Y después, nada más.

El Plan sólo iba hasta los treinta. Llegado ese momento se suponía que ya debía ser feliz. Sin embargo, a pesar de haber cumplido los plazos rigurosamente, los frutos obtenidos son escasos y amargos. Liesbeth no se siente feliz, ni satisfecha, ni orgullosa."


La historia de Liesbeth me resonaba familiar (exceptuando lo del marido y los niños). ¿Cuántos trazamos un plan, El Plan, para ser felices pero una vez lo hemos conseguido nos encontramos que un vacío atroz nos roe las entrañas? Un día te levantas y te preguntas: ¿Qué parte de mi vida es mía? ¿Qué parte de mi vida es de los demás? Y no es que me arrepienta de nada de lo que he hecho en mi vida porque no estaría donde estoy, ni me estaría haciendo estas preguntas. El camino hecho, hecho está. Liesbeth tomó la salida fácil y desapareció. Se fue a empezar la vida que ella quería llevar lejos de su marido, lejos de sus hijos. La desesperación interior la abrumó tanto que necesitaba huir para poder volver a respirar. Yo soy de las que ha aprendido que huir de tu vida no te lleva a ninguna a ninguna parte como las escaleras de Escher. Así que ¿por qué no cambiar tu vida a partir de dónde te encuentres ahora? Tomar las riendas de lo que va a ser tu vida, aceptando que no le va a gustar a todos, asimilando los fracasos y celebrando los éxitos de lo que tú y sólo tú eres responsable. Así qué ¿te atreves a comprar el billete para tu futuro?




5 comentarios:

Alicia Pérez Gil dijo...

¡Santa María!

Eso es exactamente lo que hay que hacer: Balance, que nos quede claro dónde estamos, qué queremos conservar y qué queremos eliminar.

Pero a diario. La felicidad no es una piruleta, es más como un huerto: hay que regarla, abonarla, cortar las malas hierbas y llegar al final del día con la conciencia tranquila porque todo está donde debe estar o al menos en camino.

Buena entrada. A ver qué me dice el cuento enlazado ^^

Píramo dijo...

☆ ☆ ☆ ☆

*Partes del ejercicio:*
a - Según el texto sobre Liesbeth, ¿hasta qué edad llegaba el Plan?
b - Resume en menos palabras el párrafo del texto sobre Liesbeth que empieza con «La historia de Liesbeth me resonaba familiar», sin perder sus datos principales.
c - Prosigue el texto sobre Liesbeth a partir del punto en que termina.
No hace falta consultar los datos.

☆ ☆ ☆ ☆

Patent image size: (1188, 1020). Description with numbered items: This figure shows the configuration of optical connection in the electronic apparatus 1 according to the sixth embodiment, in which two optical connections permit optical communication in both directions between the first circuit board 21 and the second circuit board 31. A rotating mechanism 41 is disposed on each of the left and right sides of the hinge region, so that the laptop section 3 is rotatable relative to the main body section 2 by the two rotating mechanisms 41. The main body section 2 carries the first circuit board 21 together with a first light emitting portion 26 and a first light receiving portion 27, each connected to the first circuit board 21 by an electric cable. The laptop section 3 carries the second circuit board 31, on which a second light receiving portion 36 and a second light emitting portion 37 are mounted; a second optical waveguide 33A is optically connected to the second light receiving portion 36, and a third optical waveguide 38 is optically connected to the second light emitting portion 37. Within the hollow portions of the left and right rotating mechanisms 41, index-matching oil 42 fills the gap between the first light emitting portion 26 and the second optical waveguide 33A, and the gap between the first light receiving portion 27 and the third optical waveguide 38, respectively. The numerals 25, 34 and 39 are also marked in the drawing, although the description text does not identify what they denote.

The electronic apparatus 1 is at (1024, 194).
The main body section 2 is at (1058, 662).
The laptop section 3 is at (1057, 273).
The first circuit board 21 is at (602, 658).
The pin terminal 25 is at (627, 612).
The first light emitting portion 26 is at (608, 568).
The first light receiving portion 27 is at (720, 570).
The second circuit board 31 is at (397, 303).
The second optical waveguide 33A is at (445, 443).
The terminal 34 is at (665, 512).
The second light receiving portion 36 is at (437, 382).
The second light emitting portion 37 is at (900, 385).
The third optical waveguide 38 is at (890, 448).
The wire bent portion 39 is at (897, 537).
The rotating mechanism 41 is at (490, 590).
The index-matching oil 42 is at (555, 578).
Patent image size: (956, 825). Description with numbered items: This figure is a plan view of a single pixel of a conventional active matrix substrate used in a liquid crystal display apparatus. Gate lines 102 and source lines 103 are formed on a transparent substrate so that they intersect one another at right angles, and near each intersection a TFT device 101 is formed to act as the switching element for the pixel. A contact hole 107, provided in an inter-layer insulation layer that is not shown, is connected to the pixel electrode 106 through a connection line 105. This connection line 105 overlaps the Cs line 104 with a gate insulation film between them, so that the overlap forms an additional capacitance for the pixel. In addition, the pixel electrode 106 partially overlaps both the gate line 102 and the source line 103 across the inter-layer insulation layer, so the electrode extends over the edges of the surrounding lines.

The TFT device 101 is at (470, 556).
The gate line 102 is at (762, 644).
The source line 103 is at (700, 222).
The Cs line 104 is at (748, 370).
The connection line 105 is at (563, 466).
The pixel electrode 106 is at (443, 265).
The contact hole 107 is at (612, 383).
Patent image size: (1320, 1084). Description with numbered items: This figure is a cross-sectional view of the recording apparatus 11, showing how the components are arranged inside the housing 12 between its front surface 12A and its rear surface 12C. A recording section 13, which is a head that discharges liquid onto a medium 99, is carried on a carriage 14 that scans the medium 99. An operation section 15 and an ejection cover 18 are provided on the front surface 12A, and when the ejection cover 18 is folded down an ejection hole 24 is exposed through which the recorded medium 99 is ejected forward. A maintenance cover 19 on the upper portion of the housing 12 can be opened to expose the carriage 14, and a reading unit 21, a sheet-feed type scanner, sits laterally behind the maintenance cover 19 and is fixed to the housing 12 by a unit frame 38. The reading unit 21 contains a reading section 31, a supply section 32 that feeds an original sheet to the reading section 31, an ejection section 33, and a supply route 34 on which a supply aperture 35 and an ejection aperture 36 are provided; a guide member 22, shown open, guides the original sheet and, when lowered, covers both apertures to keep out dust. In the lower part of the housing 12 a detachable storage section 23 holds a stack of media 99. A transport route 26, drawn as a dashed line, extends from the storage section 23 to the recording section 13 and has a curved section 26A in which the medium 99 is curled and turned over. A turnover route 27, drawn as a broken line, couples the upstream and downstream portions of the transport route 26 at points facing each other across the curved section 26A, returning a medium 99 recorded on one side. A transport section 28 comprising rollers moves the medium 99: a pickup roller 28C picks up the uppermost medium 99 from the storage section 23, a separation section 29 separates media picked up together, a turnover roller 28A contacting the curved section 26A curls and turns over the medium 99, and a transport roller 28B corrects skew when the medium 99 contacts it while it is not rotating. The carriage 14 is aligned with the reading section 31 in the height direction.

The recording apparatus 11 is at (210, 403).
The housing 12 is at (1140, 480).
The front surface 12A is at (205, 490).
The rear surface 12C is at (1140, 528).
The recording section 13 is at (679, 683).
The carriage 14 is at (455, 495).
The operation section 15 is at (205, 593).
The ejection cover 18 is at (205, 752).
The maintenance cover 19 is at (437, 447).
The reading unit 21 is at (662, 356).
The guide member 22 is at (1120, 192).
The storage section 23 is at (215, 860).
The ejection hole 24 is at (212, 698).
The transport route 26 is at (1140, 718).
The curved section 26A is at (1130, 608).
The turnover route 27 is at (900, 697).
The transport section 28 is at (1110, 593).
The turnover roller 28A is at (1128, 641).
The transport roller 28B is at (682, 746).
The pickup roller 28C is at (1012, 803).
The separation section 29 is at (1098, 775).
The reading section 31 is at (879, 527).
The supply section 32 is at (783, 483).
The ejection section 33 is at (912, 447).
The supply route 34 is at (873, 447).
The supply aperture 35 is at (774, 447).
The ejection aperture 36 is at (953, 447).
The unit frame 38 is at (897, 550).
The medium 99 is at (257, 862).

☆ ☆ ☆ ☆

*Tus respuestas:*
a - Hasta los treinta.

b - La historia de Liesbeth me resultaba familiar, salvo lo del marido y los niños. Muchos trazan un plan para ser felices y, al cumplirlo, sienten un vacío atroz y se preguntan qué parte de su vida es suya y qué parte es de los demás. No me arrepiento de lo hecho, porque me ha traído hasta aquí. Liesbeth, abrumada por la desesperación, huyó para empezar lejos de su marido y de sus hijos la vida que quería. Yo he aprendido que huir no lleva a ninguna parte, como las escaleras de Escher. Es mejor cambiar la vida desde donde uno se encuentra: tomar las riendas, aceptar que no gustará a todos, asimilar los fracasos y celebrar los éxitos de los que uno es responsable. ¿Te atreves a comprar el billete para tu futuro?

c -
Planificar la vida como hizo Lisbeth es tremendamente frustrante, además de tremendamente aburrido. Ni sale como esperas ni es interesante. Yo creo en la búsqueda incesante, intentando sobrevivir a la fagocitación social que inevitablemente abre sus fauces. Pero siendo uno mismo, no la répilica de lo estipulado por las mentes bienpensantes. Yo sé a dónde quiero llegar pero no me interesa en absoluto cómo voy a llegar.

Érie Bernal dijo...

Alicia tienes toda la razón del mundo. Qué bonita la imagen de la felicidad como un huerto. No lo podría haber definido mejor. Encontrar el equilibrio es una trabajo de constancia y perseverancia. Un besote hermosa!!
Píramo enhorabuena por saber cuál es tu objetivo y no te importe el camino a recorrer. Yo pensaba que sabía cúal era mi destino pero cuando llegué me di cuenta de que aquello no era lo que yo necesitaba. Entiendo a la perfección a Liesbeth porque la autoconvicción del que camino que haces, es el que tú has elegido es como una venda que sólo el vacío interior logra quitar.

Francisco Arsis dijo...

Una buena colección de relatos, tal como lo describes, sin duda. Los títulos son desde luego muy sugerentes, y tu reseña, impecable. Y sí, claro que hay que atraverse, faltaría más...
Un afectuoso, Érie, y encantado de leerte, como siempre.

Érie Bernal dijo...

Gracias Francisco una vez más por tu bonitas palabras. Los relatos son altamente recomendables!! Un afectuoso abrazo y hasta la próxima!!